* Start Dataset *
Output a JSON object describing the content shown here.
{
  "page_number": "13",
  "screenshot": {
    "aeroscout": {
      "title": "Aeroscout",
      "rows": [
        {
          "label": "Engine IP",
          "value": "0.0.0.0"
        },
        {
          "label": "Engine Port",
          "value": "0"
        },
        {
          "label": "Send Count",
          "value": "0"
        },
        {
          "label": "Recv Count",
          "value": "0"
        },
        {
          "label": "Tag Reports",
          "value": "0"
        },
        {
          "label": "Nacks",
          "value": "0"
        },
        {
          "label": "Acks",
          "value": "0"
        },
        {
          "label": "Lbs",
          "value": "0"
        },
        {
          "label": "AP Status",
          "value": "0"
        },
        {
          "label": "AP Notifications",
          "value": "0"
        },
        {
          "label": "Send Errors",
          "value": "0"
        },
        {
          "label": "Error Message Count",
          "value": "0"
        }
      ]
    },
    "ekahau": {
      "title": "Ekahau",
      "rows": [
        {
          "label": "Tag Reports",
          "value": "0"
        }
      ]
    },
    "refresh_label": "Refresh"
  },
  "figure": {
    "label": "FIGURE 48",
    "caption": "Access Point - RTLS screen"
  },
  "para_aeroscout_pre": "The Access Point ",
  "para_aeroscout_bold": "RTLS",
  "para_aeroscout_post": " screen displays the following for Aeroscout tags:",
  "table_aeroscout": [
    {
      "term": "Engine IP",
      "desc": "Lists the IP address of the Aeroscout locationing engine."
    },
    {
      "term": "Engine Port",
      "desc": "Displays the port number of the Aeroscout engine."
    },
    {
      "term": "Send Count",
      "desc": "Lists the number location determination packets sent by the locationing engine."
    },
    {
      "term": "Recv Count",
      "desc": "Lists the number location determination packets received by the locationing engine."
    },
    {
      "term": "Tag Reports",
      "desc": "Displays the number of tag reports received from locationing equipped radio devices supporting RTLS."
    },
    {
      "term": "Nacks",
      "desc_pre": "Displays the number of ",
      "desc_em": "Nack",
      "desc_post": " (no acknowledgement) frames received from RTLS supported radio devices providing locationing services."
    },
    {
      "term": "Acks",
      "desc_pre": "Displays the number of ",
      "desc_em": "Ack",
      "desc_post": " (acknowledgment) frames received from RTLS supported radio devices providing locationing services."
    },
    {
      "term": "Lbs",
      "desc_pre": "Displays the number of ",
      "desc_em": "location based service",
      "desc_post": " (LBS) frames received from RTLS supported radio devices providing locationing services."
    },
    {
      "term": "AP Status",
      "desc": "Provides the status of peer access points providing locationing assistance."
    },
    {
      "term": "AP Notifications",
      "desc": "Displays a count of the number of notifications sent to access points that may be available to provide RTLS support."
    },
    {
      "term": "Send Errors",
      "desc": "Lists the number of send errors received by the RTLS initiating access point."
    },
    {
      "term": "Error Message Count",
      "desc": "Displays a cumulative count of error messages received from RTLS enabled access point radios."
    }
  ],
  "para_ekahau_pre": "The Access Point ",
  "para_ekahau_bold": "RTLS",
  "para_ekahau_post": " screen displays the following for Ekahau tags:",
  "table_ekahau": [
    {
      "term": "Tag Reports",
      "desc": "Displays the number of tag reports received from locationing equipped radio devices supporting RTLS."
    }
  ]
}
* End Dataset *
** Task statement **
Exactly as written, please output every entry.

** The answer **
Output a JSON object describing the content shown here.
{
  "page_number": "13",
  "screenshot": {
    "aeroscout": {
      "title": "Aeroscout",
      "rows": [
        {
          "label": "Engine IP",
          "value": "0.0.0.0"
        },
        {
          "label": "Engine Port",
          "value": "0"
        },
        {
          "label": "Send Count",
          "value": "0"
        },
        {
          "label": "Recv Count",
          "value": "0"
        },
        {
          "label": "Tag Reports",
          "value": "0"
        },
        {
          "label": "Nacks",
          "value": "0"
        },
        {
          "label": "Acks",
          "value": "0"
        },
        {
          "label": "Lbs",
          "value": "0"
        },
        {
          "label": "AP Status",
          "value": "0"
        },
        {
          "label": "AP Notifications",
          "value": "0"
        },
        {
          "label": "Send Errors",
          "value": "0"
        },
        {
          "label": "Error Message Count",
          "value": "0"
        }
      ]
    },
    "ekahau": {
      "title": "Ekahau",
      "rows": [
        {
          "label": "Tag Reports",
          "value": "0"
        }
      ]
    },
    "refresh_label": "Refresh"
  },
  "figure": {
    "label": "FIGURE 48",
    "caption": "Access Point - RTLS screen"
  },
  "para_aeroscout_pre": "The Access Point ",
  "para_aeroscout_bold": "RTLS",
  "para_aeroscout_post": " screen displays the following for Aeroscout tags:",
  "table_aeroscout": [
    {
      "term": "Engine IP",
      "desc": "Lists the IP address of the Aeroscout locationing engine."
    },
    {
      "term": "Engine Port",
      "desc": "Displays the port number of the Aeroscout engine."
    },
    {
      "term": "Send Count",
      "desc": "Lists the number location determination packets sent by the locationing engine."
    },
    {
      "term": "Recv Count",
      "desc": "Lists the number location determination packets received by the locationing engine."
    },
    {
      "term": "Tag Reports",
      "desc": "Displays the number of tag reports received from locationing equipped radio devices supporting RTLS."
    },
    {
      "term": "Nacks",
      "desc_pre": "Displays the number of ",
      "desc_em": "Nack",
      "desc_post": " (no acknowledgement) frames received from RTLS supported radio devices providing locationing services."
    },
    {
      "term": "Acks",
      "desc_pre": "Displays the number of ",
      "desc_em": "Ack",
      "desc_post": " (acknowledgment) frames received from RTLS supported radio devices providing locationing services."
    },
    {
      "term": "Lbs",
      "desc_pre": "Displays the number of ",
      "desc_em": "location based service",
      "desc_post": " (LBS) frames received from RTLS supported radio devices providing locationing services."
    },
    {
      "term": "AP Status",
      "desc": "Provides the status of peer access points providing locationing assistance."
    },
    {
      "term": "AP Notifications",
      "desc": "Displays a count of the number of notifications sent to access points that may be available to provide RTLS support."
    },
    {
      "term": "Send Errors",
      "desc": "Lists the number of send errors received by the RTLS initiating access point."
    },
    {
      "term": "Error Message Count",
      "desc": "Displays a cumulative count of error messages received from RTLS enabled access point radios."
    }
  ],
  "para_ekahau_pre": "The Access Point ",
  "para_ekahau_bold": "RTLS",
  "para_ekahau_post": " screen displays the following for Ekahau tags:",
  "table_ekahau": [
    {
      "term": "Tag Reports",
      "desc": "Displays the number of tag reports received from locationing equipped radio devices supporting RTLS."
    }
  ]
}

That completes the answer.